Written task
Look through the listing and locate every line containing the word "Admin"; copy those lines.

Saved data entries
++++++++++

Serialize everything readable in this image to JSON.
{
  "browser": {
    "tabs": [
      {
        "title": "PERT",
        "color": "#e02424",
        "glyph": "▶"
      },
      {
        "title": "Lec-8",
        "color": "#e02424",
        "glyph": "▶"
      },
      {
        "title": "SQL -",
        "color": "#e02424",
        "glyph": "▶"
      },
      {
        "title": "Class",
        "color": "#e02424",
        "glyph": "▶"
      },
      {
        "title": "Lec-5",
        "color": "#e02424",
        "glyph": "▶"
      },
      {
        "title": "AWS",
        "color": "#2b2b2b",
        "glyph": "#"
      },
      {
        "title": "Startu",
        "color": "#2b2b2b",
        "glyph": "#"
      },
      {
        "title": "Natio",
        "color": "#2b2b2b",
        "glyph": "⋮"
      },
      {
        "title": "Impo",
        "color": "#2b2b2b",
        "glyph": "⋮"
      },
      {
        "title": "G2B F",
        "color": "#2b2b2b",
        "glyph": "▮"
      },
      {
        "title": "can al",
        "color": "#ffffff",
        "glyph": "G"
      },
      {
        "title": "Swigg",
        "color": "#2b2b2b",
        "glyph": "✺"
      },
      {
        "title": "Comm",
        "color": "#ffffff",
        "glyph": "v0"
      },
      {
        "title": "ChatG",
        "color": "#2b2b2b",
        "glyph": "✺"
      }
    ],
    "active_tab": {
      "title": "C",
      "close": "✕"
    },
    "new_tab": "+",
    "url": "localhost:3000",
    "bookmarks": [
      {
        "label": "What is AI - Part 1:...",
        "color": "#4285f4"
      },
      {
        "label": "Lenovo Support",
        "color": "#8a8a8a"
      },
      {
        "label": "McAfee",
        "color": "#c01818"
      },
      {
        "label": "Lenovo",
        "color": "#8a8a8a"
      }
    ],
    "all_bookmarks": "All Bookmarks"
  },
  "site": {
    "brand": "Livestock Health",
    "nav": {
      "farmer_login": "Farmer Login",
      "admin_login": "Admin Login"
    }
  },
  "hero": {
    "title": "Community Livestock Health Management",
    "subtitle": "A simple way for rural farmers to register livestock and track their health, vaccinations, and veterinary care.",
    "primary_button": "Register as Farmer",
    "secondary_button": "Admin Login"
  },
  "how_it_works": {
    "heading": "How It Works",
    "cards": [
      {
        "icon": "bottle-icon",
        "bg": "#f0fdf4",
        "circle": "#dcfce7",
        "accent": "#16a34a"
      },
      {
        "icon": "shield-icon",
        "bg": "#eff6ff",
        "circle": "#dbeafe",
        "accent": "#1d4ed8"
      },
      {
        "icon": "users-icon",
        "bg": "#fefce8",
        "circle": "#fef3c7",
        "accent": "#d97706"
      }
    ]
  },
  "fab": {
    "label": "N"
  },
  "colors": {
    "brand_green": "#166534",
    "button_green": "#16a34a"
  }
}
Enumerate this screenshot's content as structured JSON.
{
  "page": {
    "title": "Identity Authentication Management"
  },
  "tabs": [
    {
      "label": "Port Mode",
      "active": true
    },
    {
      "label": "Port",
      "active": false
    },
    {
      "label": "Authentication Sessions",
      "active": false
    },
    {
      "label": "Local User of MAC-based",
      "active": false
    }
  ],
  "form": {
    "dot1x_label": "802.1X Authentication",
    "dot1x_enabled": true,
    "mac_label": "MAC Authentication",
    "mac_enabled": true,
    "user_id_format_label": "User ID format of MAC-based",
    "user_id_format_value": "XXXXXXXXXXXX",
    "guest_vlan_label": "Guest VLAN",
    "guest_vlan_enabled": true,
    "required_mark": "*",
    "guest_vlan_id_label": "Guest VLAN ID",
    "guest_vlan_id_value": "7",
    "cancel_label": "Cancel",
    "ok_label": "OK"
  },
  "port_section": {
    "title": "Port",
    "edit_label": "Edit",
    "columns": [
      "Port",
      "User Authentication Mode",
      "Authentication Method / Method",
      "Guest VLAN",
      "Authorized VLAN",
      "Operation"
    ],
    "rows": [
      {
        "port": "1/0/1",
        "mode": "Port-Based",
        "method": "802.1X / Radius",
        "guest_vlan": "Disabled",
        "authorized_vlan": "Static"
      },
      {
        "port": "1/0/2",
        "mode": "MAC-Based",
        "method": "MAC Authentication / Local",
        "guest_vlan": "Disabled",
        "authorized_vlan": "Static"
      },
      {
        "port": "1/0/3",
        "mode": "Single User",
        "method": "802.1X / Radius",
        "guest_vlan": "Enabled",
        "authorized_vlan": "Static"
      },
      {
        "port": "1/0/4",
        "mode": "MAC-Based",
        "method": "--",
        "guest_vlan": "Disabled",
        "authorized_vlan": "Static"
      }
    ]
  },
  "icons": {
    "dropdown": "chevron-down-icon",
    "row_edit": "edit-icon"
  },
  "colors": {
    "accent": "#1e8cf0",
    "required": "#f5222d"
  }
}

++++++++++

Written answer
      "admin_login": "Admin Login"
    "secondary_button": "Admin Login"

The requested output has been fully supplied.